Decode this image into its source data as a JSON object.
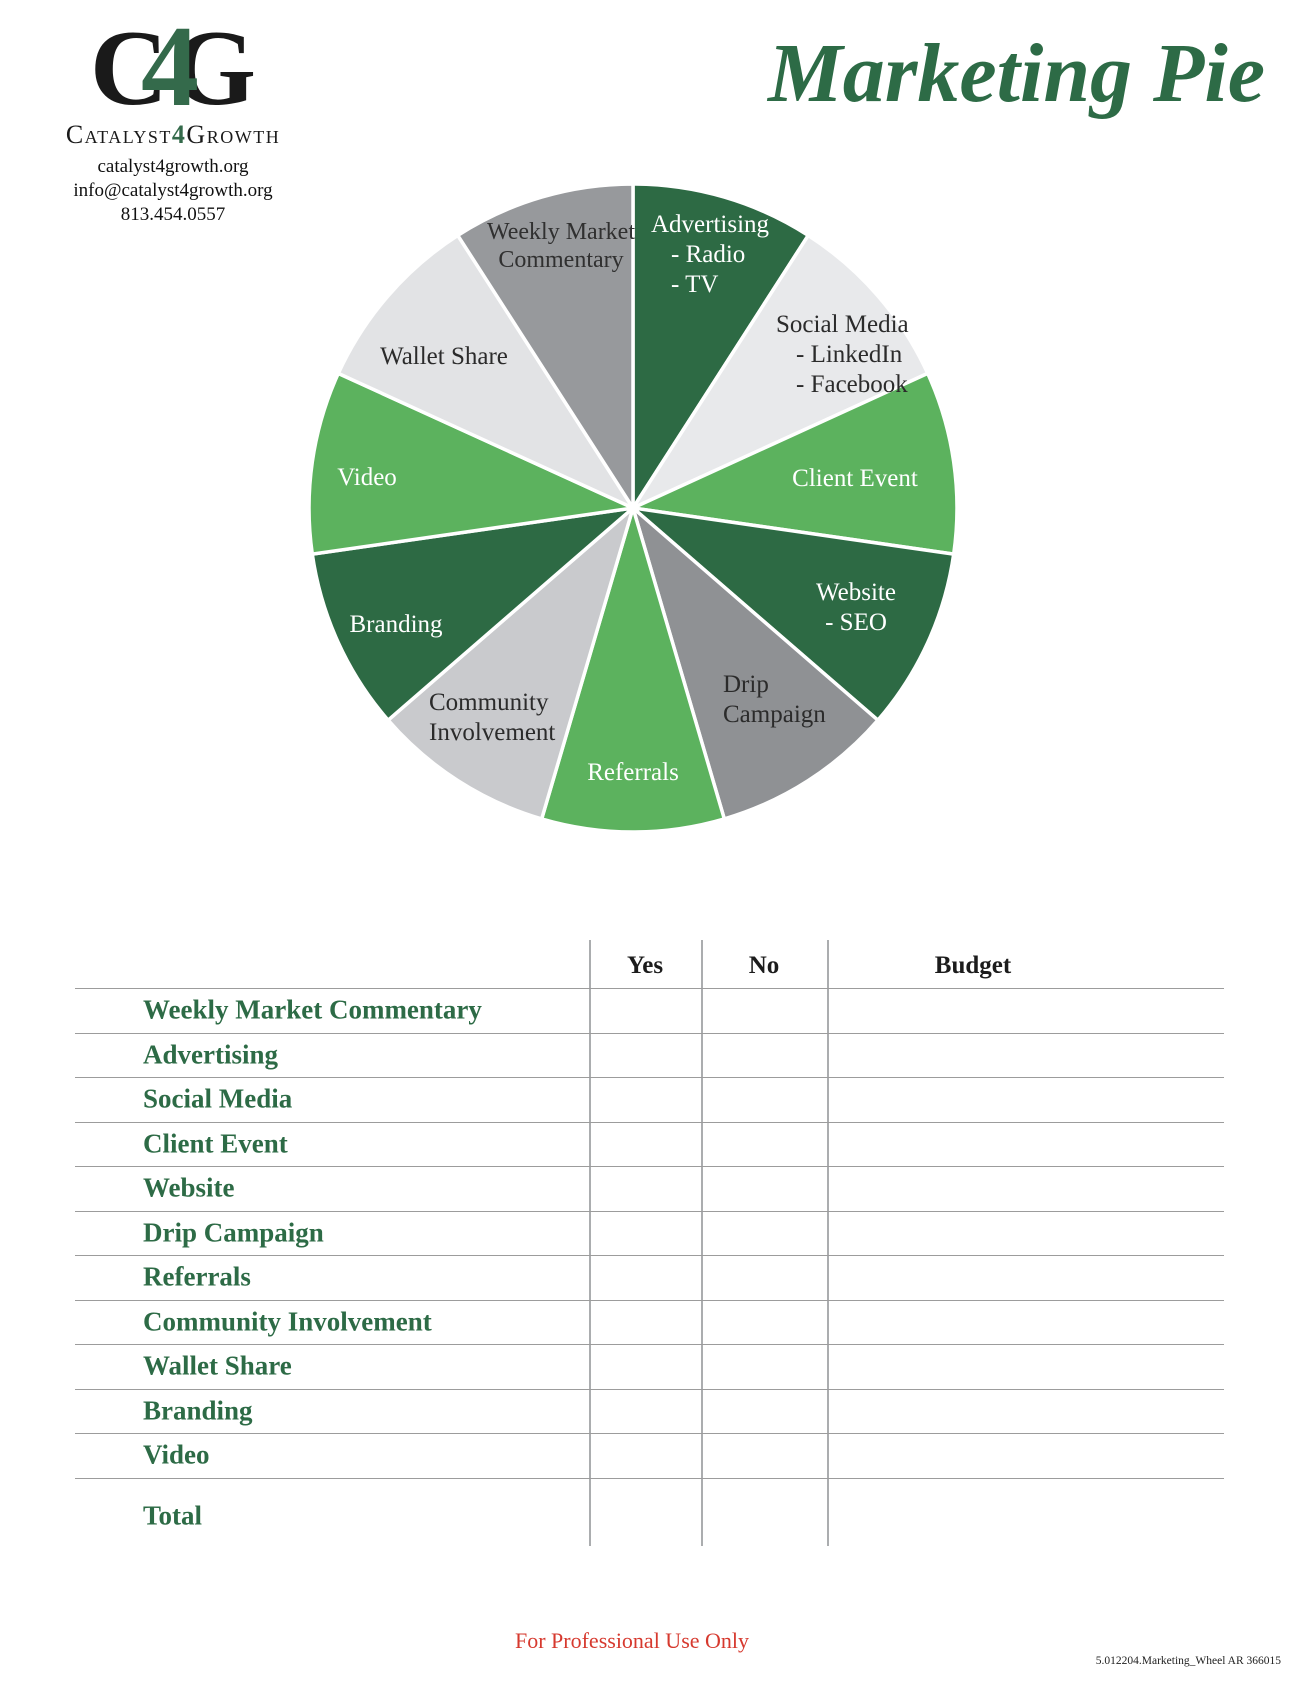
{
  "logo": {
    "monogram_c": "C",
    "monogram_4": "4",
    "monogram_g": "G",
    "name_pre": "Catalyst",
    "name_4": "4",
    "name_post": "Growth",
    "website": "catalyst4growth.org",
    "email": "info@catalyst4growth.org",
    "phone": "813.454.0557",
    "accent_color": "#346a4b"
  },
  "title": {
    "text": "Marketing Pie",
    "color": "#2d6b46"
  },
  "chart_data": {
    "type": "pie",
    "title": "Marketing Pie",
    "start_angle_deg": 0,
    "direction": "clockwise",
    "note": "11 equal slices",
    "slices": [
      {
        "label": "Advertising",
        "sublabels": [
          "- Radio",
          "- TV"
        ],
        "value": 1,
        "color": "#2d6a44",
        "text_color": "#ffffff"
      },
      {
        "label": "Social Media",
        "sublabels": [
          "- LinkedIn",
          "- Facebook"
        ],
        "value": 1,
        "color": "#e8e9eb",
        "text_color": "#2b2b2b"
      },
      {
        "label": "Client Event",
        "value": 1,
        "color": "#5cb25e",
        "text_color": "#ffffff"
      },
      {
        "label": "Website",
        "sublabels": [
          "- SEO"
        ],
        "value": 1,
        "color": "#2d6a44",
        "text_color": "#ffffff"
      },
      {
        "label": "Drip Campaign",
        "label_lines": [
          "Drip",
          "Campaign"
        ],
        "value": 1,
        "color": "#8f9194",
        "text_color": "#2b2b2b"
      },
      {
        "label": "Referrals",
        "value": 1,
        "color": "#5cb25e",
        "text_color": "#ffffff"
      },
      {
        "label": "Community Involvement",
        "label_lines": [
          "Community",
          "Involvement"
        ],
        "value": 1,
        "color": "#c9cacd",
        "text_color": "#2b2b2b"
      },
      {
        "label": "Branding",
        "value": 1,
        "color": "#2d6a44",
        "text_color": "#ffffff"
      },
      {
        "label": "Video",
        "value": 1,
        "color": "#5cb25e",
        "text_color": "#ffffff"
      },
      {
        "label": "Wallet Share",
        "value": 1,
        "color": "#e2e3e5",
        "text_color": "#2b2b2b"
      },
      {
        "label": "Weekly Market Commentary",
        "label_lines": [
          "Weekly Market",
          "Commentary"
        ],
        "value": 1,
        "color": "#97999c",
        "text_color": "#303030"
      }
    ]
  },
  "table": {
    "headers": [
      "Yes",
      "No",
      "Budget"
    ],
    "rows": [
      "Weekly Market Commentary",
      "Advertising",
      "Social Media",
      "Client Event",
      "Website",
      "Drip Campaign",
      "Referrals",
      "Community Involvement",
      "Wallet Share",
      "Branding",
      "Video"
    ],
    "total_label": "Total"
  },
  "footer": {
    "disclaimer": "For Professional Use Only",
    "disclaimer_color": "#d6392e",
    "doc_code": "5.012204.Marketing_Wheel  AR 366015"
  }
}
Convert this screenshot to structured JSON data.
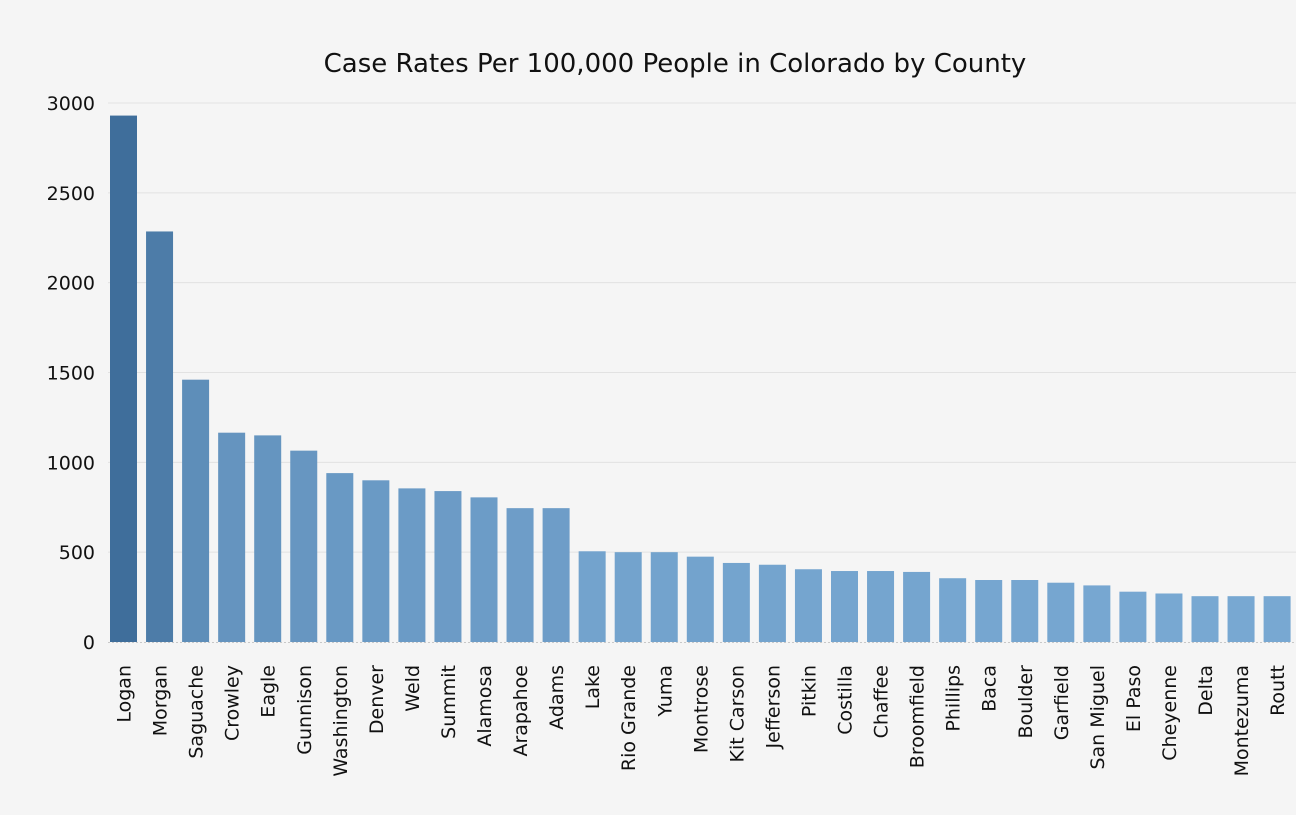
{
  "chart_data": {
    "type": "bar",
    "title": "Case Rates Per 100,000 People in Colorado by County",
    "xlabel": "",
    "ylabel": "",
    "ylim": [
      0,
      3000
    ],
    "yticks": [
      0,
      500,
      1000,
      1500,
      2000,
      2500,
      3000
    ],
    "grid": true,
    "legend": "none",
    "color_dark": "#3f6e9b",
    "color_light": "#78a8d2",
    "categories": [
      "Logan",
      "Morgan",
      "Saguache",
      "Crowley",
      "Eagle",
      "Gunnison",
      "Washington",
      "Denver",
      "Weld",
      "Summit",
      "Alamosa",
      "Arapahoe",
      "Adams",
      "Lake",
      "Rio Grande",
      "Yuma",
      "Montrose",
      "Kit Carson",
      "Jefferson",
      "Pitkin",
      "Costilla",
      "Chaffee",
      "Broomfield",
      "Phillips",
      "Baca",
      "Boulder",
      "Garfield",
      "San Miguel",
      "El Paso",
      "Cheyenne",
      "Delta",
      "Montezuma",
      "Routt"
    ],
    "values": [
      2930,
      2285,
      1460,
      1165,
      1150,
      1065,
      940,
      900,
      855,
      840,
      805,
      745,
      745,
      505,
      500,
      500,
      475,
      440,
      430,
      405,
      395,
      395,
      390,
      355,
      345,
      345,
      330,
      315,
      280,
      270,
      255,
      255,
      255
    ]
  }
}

Exercise instructions »
Using the listing, collect all lines in which the string "Drip" is found.

Answer to the exercise »
        "label": "Drip Campaign",
          "Drip",
      "Drip Campaign",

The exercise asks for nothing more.